Count the lines below that contain the word "category", and reply with only that number.
-.-.-
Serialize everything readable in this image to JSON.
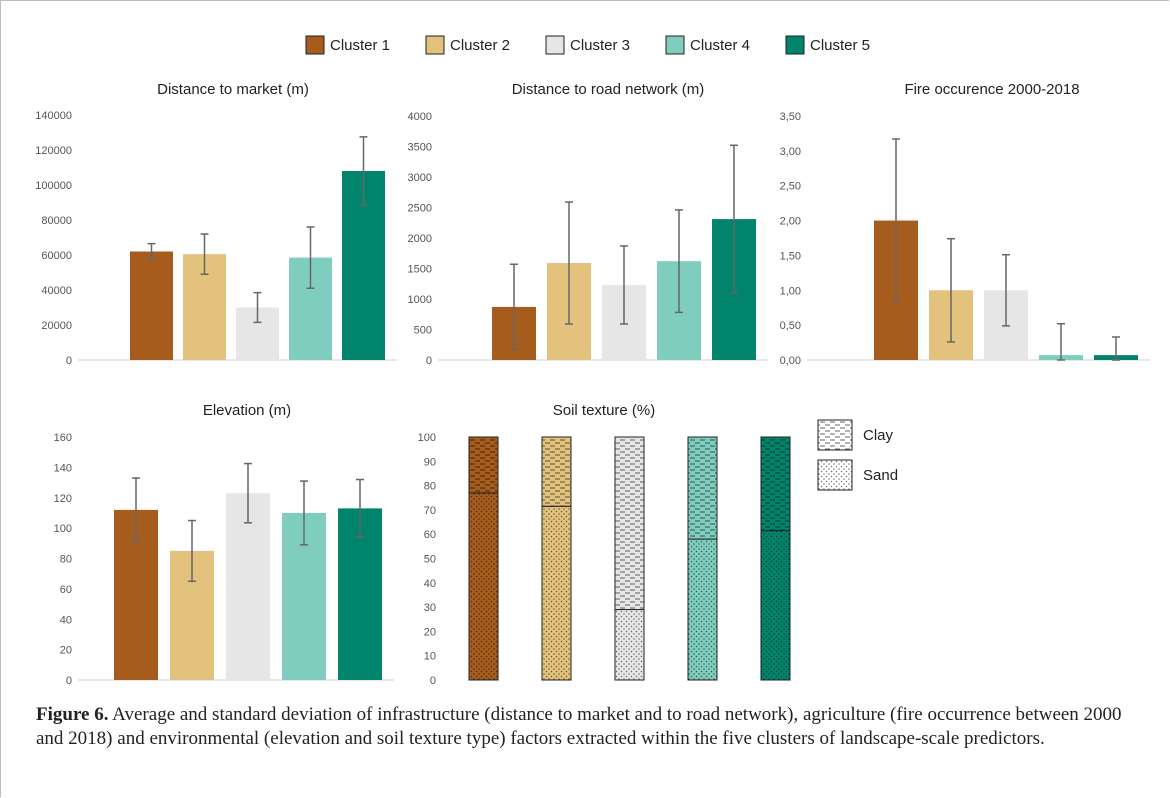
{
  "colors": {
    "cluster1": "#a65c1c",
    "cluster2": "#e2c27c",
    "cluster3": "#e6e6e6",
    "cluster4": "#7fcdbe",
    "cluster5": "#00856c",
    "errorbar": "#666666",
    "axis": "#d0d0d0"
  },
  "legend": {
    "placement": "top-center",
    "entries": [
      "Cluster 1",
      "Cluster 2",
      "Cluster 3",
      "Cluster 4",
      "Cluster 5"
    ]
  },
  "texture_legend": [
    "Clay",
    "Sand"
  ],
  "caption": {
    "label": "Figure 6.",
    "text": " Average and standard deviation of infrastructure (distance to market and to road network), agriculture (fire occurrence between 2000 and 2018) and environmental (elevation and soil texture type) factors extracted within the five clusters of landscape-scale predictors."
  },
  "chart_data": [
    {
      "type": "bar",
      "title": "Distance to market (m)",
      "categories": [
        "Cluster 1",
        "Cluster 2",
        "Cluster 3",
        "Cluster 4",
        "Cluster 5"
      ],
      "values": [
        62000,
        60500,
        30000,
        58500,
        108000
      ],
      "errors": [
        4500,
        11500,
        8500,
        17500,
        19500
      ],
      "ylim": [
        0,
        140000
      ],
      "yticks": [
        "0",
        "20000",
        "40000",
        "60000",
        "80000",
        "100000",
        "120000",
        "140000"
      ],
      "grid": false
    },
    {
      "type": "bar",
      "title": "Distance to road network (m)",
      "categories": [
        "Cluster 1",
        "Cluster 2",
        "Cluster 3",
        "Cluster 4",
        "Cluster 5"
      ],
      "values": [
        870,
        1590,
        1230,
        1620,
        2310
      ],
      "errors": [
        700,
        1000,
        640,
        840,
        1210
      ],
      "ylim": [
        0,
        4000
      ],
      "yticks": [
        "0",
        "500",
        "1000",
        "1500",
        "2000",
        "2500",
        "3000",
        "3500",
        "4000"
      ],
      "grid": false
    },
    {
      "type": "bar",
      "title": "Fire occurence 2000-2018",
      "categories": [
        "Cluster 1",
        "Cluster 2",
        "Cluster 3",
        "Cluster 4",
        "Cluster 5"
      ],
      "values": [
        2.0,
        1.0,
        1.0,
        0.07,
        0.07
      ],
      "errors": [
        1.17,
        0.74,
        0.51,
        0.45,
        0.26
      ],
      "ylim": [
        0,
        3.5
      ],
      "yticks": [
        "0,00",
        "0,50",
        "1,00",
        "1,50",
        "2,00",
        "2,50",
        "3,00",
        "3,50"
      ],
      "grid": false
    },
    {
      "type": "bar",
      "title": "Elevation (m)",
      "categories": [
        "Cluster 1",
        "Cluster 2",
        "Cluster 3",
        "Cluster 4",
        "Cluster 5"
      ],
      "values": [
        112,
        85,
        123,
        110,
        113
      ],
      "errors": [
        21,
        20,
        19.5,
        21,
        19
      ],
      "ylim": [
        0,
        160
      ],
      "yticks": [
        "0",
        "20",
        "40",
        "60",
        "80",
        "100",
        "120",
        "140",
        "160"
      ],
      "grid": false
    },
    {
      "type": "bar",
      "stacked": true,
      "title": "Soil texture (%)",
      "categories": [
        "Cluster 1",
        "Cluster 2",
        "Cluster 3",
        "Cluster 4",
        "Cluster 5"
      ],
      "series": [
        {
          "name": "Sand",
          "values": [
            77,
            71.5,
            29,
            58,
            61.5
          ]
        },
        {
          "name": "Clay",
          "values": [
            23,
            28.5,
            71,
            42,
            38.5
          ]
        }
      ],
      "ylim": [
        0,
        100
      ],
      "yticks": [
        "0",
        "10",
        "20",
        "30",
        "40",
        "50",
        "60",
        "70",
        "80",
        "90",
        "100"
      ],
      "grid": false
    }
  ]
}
-.-.-
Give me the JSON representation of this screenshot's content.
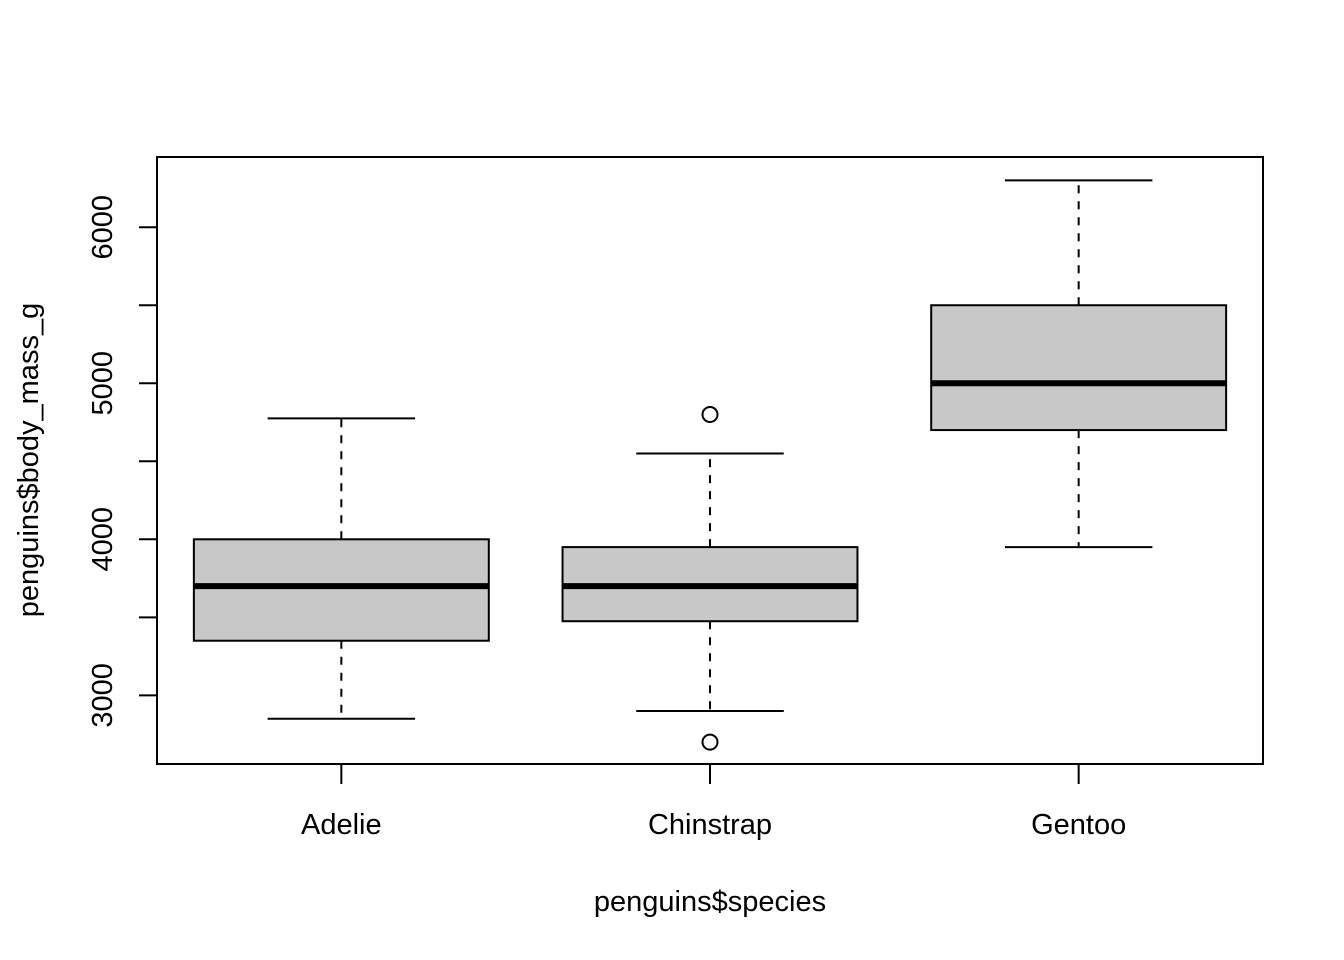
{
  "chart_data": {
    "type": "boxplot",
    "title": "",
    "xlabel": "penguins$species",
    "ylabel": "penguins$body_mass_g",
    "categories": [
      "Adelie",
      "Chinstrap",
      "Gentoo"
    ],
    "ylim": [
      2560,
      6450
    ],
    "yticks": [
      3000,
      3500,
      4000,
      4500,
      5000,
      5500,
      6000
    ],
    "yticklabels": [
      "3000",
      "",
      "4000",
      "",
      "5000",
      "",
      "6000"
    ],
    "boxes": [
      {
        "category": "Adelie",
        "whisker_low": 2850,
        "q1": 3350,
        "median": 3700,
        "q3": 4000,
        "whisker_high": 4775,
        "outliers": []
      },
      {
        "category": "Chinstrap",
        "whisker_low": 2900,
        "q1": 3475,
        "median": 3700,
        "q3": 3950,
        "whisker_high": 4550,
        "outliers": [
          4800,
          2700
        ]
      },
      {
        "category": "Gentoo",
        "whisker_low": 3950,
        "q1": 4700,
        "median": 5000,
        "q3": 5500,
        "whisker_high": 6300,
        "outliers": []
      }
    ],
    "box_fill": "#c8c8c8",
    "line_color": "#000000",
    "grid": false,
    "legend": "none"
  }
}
-.-.-
- CORRECT RESULT
3